Extracted material »
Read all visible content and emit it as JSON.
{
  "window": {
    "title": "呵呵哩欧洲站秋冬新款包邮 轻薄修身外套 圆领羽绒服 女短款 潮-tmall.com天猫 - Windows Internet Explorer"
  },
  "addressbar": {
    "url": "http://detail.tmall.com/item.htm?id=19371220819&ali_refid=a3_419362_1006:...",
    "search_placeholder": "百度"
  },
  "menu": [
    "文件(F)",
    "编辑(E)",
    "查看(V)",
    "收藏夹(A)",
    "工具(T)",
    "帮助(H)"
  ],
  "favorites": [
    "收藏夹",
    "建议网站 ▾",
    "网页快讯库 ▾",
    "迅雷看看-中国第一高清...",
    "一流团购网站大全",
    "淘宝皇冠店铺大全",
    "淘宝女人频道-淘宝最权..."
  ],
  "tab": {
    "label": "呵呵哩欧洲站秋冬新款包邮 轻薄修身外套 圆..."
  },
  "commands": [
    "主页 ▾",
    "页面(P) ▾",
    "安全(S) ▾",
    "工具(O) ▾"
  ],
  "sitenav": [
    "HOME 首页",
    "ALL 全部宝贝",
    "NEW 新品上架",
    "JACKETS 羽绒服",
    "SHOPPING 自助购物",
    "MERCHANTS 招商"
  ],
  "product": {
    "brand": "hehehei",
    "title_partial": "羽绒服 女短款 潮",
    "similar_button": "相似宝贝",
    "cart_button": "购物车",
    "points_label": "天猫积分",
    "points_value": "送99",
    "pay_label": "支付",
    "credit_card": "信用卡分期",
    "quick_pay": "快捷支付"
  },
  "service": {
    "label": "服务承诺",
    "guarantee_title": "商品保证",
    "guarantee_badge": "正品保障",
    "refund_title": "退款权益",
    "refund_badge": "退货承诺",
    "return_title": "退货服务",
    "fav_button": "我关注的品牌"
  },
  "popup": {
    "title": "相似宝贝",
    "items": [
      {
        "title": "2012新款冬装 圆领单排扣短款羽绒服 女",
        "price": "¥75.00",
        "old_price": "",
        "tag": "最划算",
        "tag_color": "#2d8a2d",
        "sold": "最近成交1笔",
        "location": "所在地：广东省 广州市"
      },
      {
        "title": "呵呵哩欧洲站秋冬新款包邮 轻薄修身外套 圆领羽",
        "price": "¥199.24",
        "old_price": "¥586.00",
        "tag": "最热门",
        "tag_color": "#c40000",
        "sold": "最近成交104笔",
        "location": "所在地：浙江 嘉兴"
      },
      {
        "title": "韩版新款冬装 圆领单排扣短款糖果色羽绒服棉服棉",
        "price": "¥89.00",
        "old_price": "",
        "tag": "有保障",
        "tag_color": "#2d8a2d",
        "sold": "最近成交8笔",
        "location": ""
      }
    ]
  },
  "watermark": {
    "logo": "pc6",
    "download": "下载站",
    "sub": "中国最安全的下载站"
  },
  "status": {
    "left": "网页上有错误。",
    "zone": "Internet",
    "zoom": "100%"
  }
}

Directive » Please repeat the listing above in full and exactly.

Correct response »
Read all visible content and emit it as JSON.
{
  "window": {
    "title": "呵呵哩欧洲站秋冬新款包邮 轻薄修身外套 圆领羽绒服 女短款 潮-tmall.com天猫 - Windows Internet Explorer"
  },
  "addressbar": {
    "url": "http://detail.tmall.com/item.htm?id=19371220819&ali_refid=a3_419362_1006:...",
    "search_placeholder": "百度"
  },
  "menu": [
    "文件(F)",
    "编辑(E)",
    "查看(V)",
    "收藏夹(A)",
    "工具(T)",
    "帮助(H)"
  ],
  "favorites": [
    "收藏夹",
    "建议网站 ▾",
    "网页快讯库 ▾",
    "迅雷看看-中国第一高清...",
    "一流团购网站大全",
    "淘宝皇冠店铺大全",
    "淘宝女人频道-淘宝最权..."
  ],
  "tab": {
    "label": "呵呵哩欧洲站秋冬新款包邮 轻薄修身外套 圆..."
  },
  "commands": [
    "主页 ▾",
    "页面(P) ▾",
    "安全(S) ▾",
    "工具(O) ▾"
  ],
  "sitenav": [
    "HOME 首页",
    "ALL 全部宝贝",
    "NEW 新品上架",
    "JACKETS 羽绒服",
    "SHOPPING 自助购物",
    "MERCHANTS 招商"
  ],
  "product": {
    "brand": "hehehei",
    "title_partial": "羽绒服 女短款 潮",
    "similar_button": "相似宝贝",
    "cart_button": "购物车",
    "points_label": "天猫积分",
    "points_value": "送99",
    "pay_label": "支付",
    "credit_card": "信用卡分期",
    "quick_pay": "快捷支付"
  },
  "service": {
    "label": "服务承诺",
    "guarantee_title": "商品保证",
    "guarantee_badge": "正品保障",
    "refund_title": "退款权益",
    "refund_badge": "退货承诺",
    "return_title": "退货服务",
    "fav_button": "我关注的品牌"
  },
  "popup": {
    "title": "相似宝贝",
    "items": [
      {
        "title": "2012新款冬装 圆领单排扣短款羽绒服 女",
        "price": "¥75.00",
        "old_price": "",
        "tag": "最划算",
        "tag_color": "#2d8a2d",
        "sold": "最近成交1笔",
        "location": "所在地：广东省 广州市"
      },
      {
        "title": "呵呵哩欧洲站秋冬新款包邮 轻薄修身外套 圆领羽",
        "price": "¥199.24",
        "old_price": "¥586.00",
        "tag": "最热门",
        "tag_color": "#c40000",
        "sold": "最近成交104笔",
        "location": "所在地：浙江 嘉兴"
      },
      {
        "title": "韩版新款冬装 圆领单排扣短款糖果色羽绒服棉服棉",
        "price": "¥89.00",
        "old_price": "",
        "tag": "有保障",
        "tag_color": "#2d8a2d",
        "sold": "最近成交8笔",
        "location": ""
      }
    ]
  },
  "watermark": {
    "logo": "pc6",
    "download": "下载站",
    "sub": "中国最安全的下载站"
  },
  "status": {
    "left": "网页上有错误。",
    "zone": "Internet",
    "zoom": "100%"
  }
}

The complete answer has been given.